Data shown:
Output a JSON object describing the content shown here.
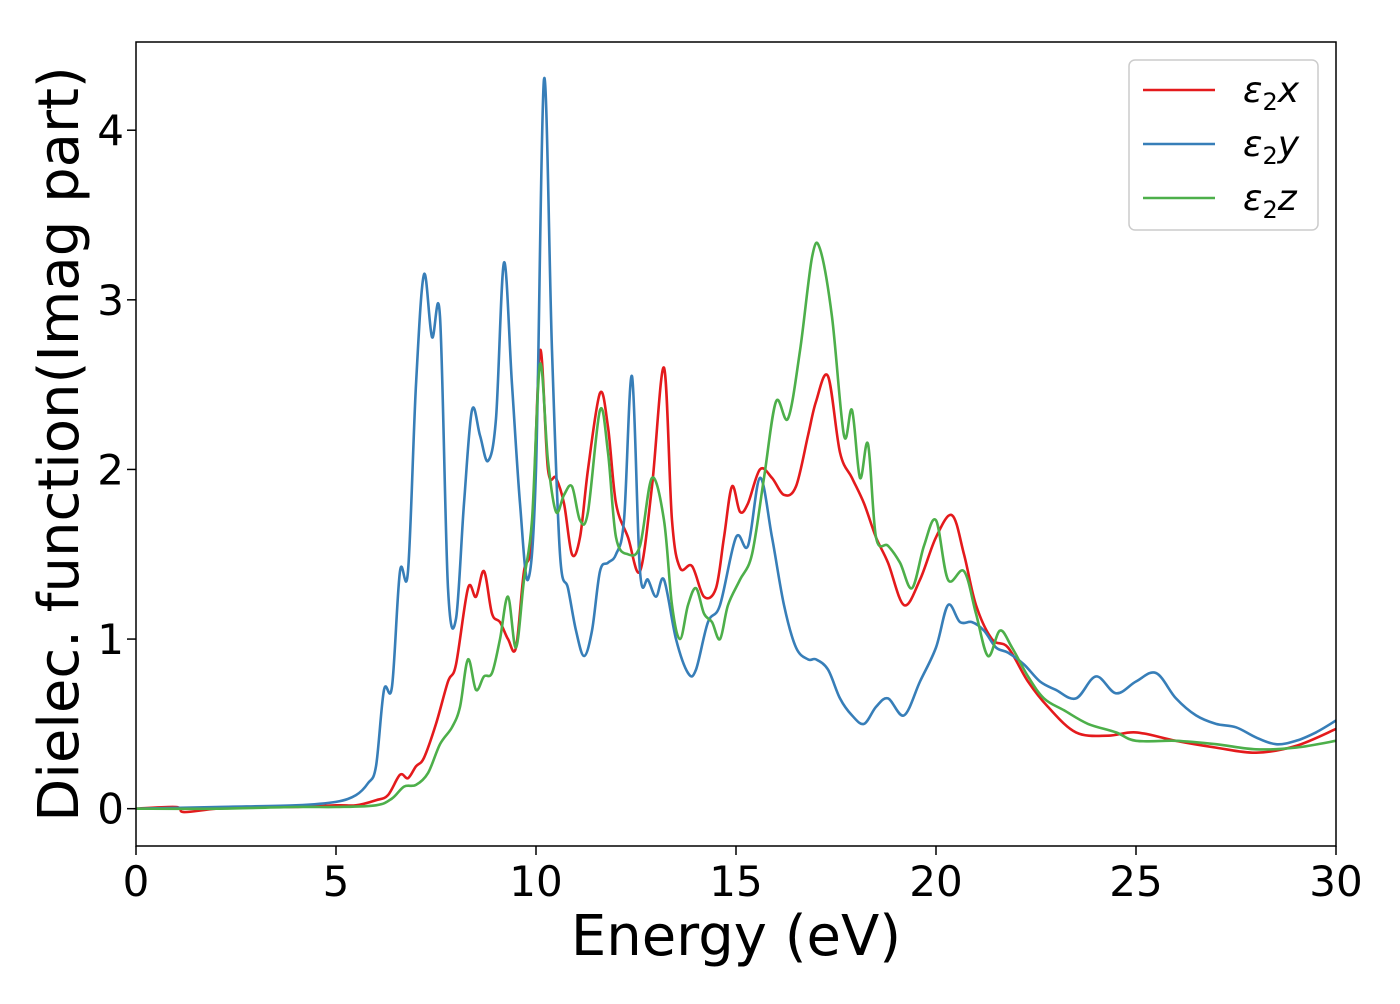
{
  "chart_data": {
    "type": "line",
    "xlabel": "Energy (eV)",
    "ylabel": "Dielec. function(Imag part)",
    "xlim": [
      0,
      30
    ],
    "ylim": [
      -0.22,
      4.52
    ],
    "xticks": [
      0,
      5,
      10,
      15,
      20,
      25,
      30
    ],
    "yticks": [
      0,
      1,
      2,
      3,
      4
    ],
    "grid": false,
    "legend_position": "top-right",
    "series": [
      {
        "name": "ε2x",
        "name_base": "ε",
        "name_sub": "2",
        "name_suffix": "x",
        "color": "#e41a1c",
        "x": [
          0,
          1,
          1.2,
          2,
          3,
          4,
          5,
          5.5,
          6,
          6.3,
          6.6,
          6.8,
          7,
          7.2,
          7.5,
          7.8,
          8,
          8.3,
          8.5,
          8.7,
          8.9,
          9.1,
          9.3,
          9.5,
          9.7,
          9.9,
          10.1,
          10.3,
          10.5,
          10.7,
          10.9,
          11.1,
          11.3,
          11.6,
          11.8,
          12,
          12.3,
          12.6,
          12.9,
          13.2,
          13.4,
          13.6,
          13.9,
          14.2,
          14.5,
          14.7,
          14.9,
          15.1,
          15.3,
          15.6,
          15.9,
          16.2,
          16.5,
          16.8,
          17,
          17.3,
          17.6,
          17.9,
          18.2,
          18.5,
          18.8,
          19.2,
          19.6,
          20,
          20.4,
          20.7,
          21,
          21.4,
          21.8,
          22.3,
          22.8,
          23.5,
          24.3,
          25,
          26,
          27,
          28,
          29,
          30
        ],
        "y": [
          0,
          0.01,
          -0.02,
          0,
          0.01,
          0.01,
          0.02,
          0.02,
          0.05,
          0.08,
          0.2,
          0.18,
          0.25,
          0.3,
          0.5,
          0.75,
          0.85,
          1.3,
          1.25,
          1.4,
          1.15,
          1.1,
          1.0,
          0.95,
          1.4,
          1.6,
          2.7,
          2.0,
          1.95,
          1.8,
          1.5,
          1.6,
          2.0,
          2.45,
          2.25,
          1.8,
          1.6,
          1.4,
          1.9,
          2.6,
          1.7,
          1.42,
          1.43,
          1.25,
          1.3,
          1.6,
          1.9,
          1.75,
          1.8,
          2.0,
          1.95,
          1.85,
          1.9,
          2.2,
          2.4,
          2.55,
          2.1,
          1.95,
          1.8,
          1.6,
          1.45,
          1.2,
          1.35,
          1.6,
          1.73,
          1.5,
          1.2,
          1.0,
          0.95,
          0.75,
          0.6,
          0.45,
          0.43,
          0.45,
          0.4,
          0.36,
          0.33,
          0.37,
          0.47
        ]
      },
      {
        "name": "ε2y",
        "name_base": "ε",
        "name_sub": "2",
        "name_suffix": "y",
        "color": "#377eb8",
        "x": [
          0,
          2,
          4,
          5,
          5.5,
          5.8,
          6,
          6.2,
          6.4,
          6.6,
          6.8,
          7,
          7.2,
          7.4,
          7.6,
          7.8,
          8,
          8.2,
          8.4,
          8.6,
          8.8,
          9,
          9.2,
          9.4,
          9.6,
          9.8,
          10,
          10.2,
          10.4,
          10.6,
          10.8,
          11,
          11.2,
          11.4,
          11.6,
          11.8,
          12,
          12.2,
          12.4,
          12.6,
          12.8,
          13,
          13.2,
          13.5,
          13.8,
          14,
          14.3,
          14.6,
          15,
          15.3,
          15.6,
          15.9,
          16.2,
          16.5,
          16.8,
          17,
          17.3,
          17.6,
          17.9,
          18.2,
          18.5,
          18.8,
          19.2,
          19.6,
          20,
          20.3,
          20.6,
          20.9,
          21.2,
          21.5,
          21.8,
          22.2,
          22.6,
          23,
          23.5,
          24,
          24.5,
          25,
          25.5,
          26,
          26.5,
          27,
          27.5,
          28,
          28.5,
          29,
          29.5,
          30
        ],
        "y": [
          0,
          0.01,
          0.02,
          0.04,
          0.08,
          0.15,
          0.25,
          0.7,
          0.72,
          1.4,
          1.4,
          2.5,
          3.15,
          2.78,
          2.9,
          1.3,
          1.12,
          1.8,
          2.35,
          2.2,
          2.05,
          2.3,
          3.22,
          2.5,
          1.8,
          1.35,
          2.0,
          4.3,
          2.7,
          1.5,
          1.3,
          1.05,
          0.9,
          1.05,
          1.4,
          1.45,
          1.5,
          1.7,
          2.55,
          1.4,
          1.35,
          1.25,
          1.35,
          1.0,
          0.8,
          0.82,
          1.1,
          1.2,
          1.6,
          1.55,
          1.95,
          1.6,
          1.2,
          0.95,
          0.88,
          0.88,
          0.82,
          0.65,
          0.55,
          0.5,
          0.6,
          0.65,
          0.55,
          0.75,
          0.95,
          1.2,
          1.1,
          1.1,
          1.05,
          0.95,
          0.92,
          0.85,
          0.75,
          0.7,
          0.65,
          0.78,
          0.68,
          0.75,
          0.8,
          0.65,
          0.55,
          0.5,
          0.48,
          0.42,
          0.38,
          0.4,
          0.45,
          0.52
        ]
      },
      {
        "name": "ε2z",
        "name_base": "ε",
        "name_sub": "2",
        "name_suffix": "z",
        "color": "#4daf4a",
        "x": [
          0,
          2,
          4,
          5,
          6,
          6.4,
          6.7,
          7,
          7.3,
          7.6,
          7.9,
          8.1,
          8.3,
          8.5,
          8.7,
          8.9,
          9.1,
          9.3,
          9.5,
          9.7,
          9.9,
          10.1,
          10.3,
          10.5,
          10.7,
          10.9,
          11.1,
          11.3,
          11.6,
          11.8,
          12,
          12.3,
          12.6,
          12.9,
          13.2,
          13.4,
          13.6,
          13.8,
          14,
          14.2,
          14.4,
          14.6,
          14.8,
          15.1,
          15.4,
          15.7,
          16,
          16.3,
          16.6,
          16.9,
          17.1,
          17.4,
          17.7,
          17.9,
          18.1,
          18.3,
          18.5,
          18.8,
          19.1,
          19.4,
          19.7,
          20,
          20.3,
          20.7,
          21,
          21.3,
          21.6,
          21.9,
          22.3,
          22.7,
          23.2,
          23.8,
          24.5,
          25,
          26,
          27,
          28,
          29,
          30
        ],
        "y": [
          0,
          0,
          0.01,
          0.01,
          0.02,
          0.06,
          0.13,
          0.14,
          0.21,
          0.38,
          0.48,
          0.6,
          0.88,
          0.7,
          0.78,
          0.8,
          1.0,
          1.25,
          0.95,
          1.35,
          1.7,
          2.62,
          2.05,
          1.75,
          1.85,
          1.9,
          1.7,
          1.75,
          2.35,
          2.1,
          1.6,
          1.5,
          1.55,
          1.95,
          1.7,
          1.2,
          1.0,
          1.2,
          1.3,
          1.15,
          1.1,
          1.0,
          1.2,
          1.35,
          1.5,
          1.95,
          2.4,
          2.3,
          2.7,
          3.25,
          3.3,
          2.9,
          2.2,
          2.35,
          1.95,
          2.15,
          1.6,
          1.55,
          1.45,
          1.3,
          1.55,
          1.7,
          1.35,
          1.4,
          1.15,
          0.9,
          1.05,
          0.95,
          0.78,
          0.65,
          0.58,
          0.5,
          0.45,
          0.4,
          0.4,
          0.38,
          0.35,
          0.36,
          0.4
        ]
      }
    ]
  }
}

Written request: Above are the entries; count how many of their lines contain the word "color" and give only that number.

Task output: 3